* [EXERCISE INSTRUCTIONS]
Write out each line of the listing as it stands, without the images.

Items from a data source
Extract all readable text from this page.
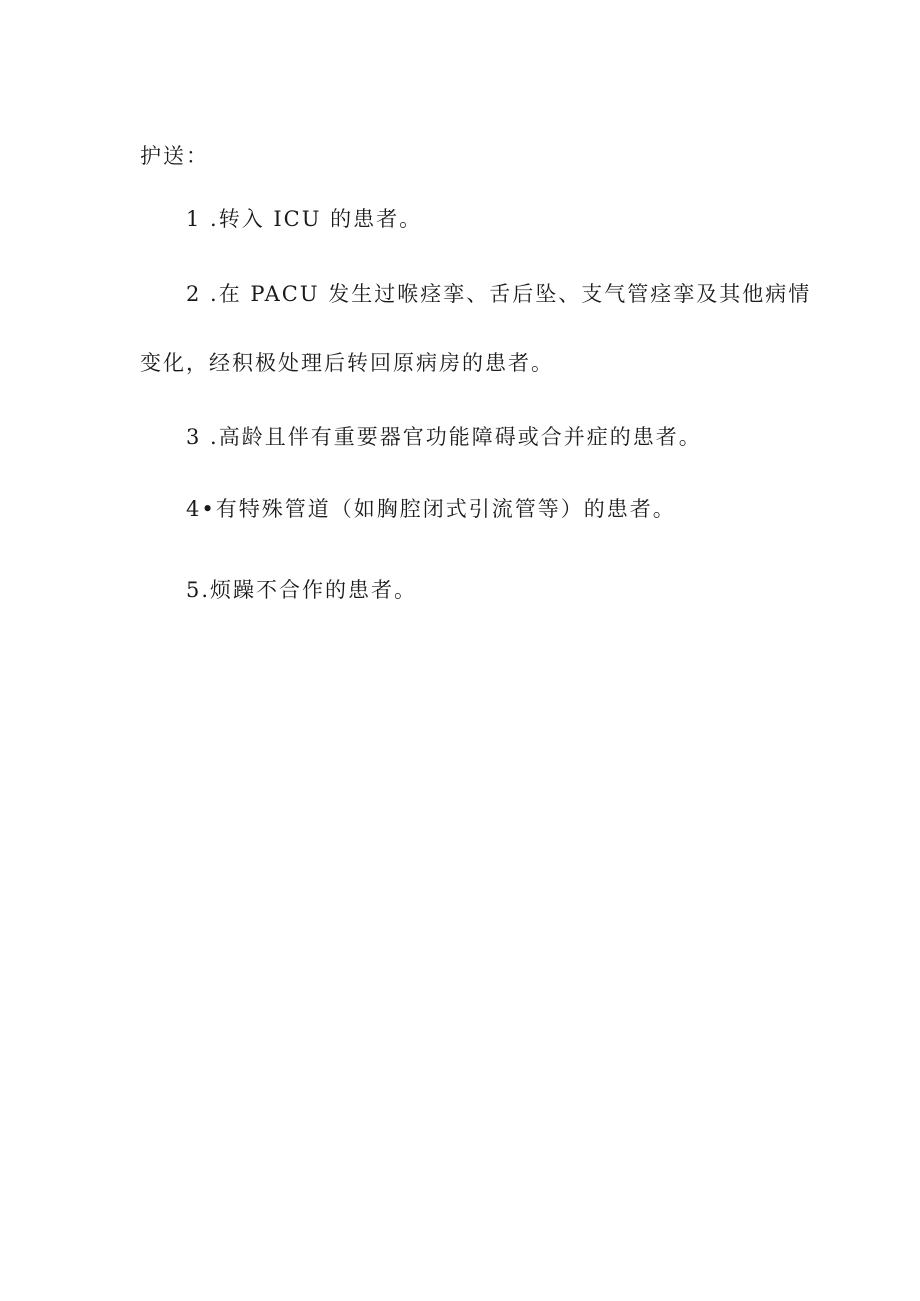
护送：

1 .转入 ICU 的患者。

2 .在 PACU 发生过喉痉挛、舌后坠、支气管痉挛及其他病情

变化，经积极处理后转回原病房的患者。

3 .高龄且伴有重要器官功能障碍或合并症的患者。

4•有特殊管道（如胸腔闭式引流管等）的患者。

5.烦躁不合作的患者。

* [THE COMPLETED TASK]
Extract all readable text from this page.
护送：

1 .转入 ICU 的患者。

2 .在 PACU 发生过喉痉挛、舌后坠、支气管痉挛及其他病情

变化，经积极处理后转回原病房的患者。

3 .高龄且伴有重要器官功能障碍或合并症的患者。

4•有特殊管道（如胸腔闭式引流管等）的患者。

5.烦躁不合作的患者。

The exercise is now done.